**Task description**
The complete listing should be restated exactly.

**Entries**

:::::

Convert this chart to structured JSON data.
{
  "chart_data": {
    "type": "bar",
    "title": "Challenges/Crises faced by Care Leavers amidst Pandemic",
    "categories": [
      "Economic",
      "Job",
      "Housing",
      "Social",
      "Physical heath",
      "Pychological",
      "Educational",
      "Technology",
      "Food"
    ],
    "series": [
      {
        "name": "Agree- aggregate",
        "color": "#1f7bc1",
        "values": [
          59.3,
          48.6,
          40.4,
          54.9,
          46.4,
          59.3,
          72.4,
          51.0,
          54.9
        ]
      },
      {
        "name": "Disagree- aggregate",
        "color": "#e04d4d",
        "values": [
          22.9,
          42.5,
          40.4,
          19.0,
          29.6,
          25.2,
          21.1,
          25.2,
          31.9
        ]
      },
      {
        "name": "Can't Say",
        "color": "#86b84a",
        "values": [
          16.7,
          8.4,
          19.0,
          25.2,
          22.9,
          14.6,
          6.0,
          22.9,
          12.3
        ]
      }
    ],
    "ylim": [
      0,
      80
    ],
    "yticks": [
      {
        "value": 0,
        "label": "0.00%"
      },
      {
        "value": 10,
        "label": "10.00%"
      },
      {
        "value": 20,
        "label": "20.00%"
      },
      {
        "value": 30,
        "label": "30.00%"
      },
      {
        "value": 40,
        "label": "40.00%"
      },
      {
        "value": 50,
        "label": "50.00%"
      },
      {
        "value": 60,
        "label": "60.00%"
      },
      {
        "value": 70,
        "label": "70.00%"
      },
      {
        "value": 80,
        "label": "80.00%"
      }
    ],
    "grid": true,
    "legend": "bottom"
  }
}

:::::

**Finished exercise**
Convert this chart to structured JSON data.
{
  "chart_data": {
    "type": "bar",
    "title": "Challenges/Crises faced by Care Leavers amidst Pandemic",
    "categories": [
      "Economic",
      "Job",
      "Housing",
      "Social",
      "Physical heath",
      "Pychological",
      "Educational",
      "Technology",
      "Food"
    ],
    "series": [
      {
        "name": "Agree- aggregate",
        "color": "#1f7bc1",
        "values": [
          59.3,
          48.6,
          40.4,
          54.9,
          46.4,
          59.3,
          72.4,
          51.0,
          54.9
        ]
      },
      {
        "name": "Disagree- aggregate",
        "color": "#e04d4d",
        "values": [
          22.9,
          42.5,
          40.4,
          19.0,
          29.6,
          25.2,
          21.1,
          25.2,
          31.9
        ]
      },
      {
        "name": "Can't Say",
        "color": "#86b84a",
        "values": [
          16.7,
          8.4,
          19.0,
          25.2,
          22.9,
          14.6,
          6.0,
          22.9,
          12.3
        ]
      }
    ],
    "ylim": [
      0,
      80
    ],
    "yticks": [
      {
        "value": 0,
        "label": "0.00%"
      },
      {
        "value": 10,
        "label": "10.00%"
      },
      {
        "value": 20,
        "label": "20.00%"
      },
      {
        "value": 30,
        "label": "30.00%"
      },
      {
        "value": 40,
        "label": "40.00%"
      },
      {
        "value": 50,
        "label": "50.00%"
      },
      {
        "value": 60,
        "label": "60.00%"
      },
      {
        "value": 70,
        "label": "70.00%"
      },
      {
        "value": 80,
        "label": "80.00%"
      }
    ],
    "grid": true,
    "legend": "bottom"
  }
}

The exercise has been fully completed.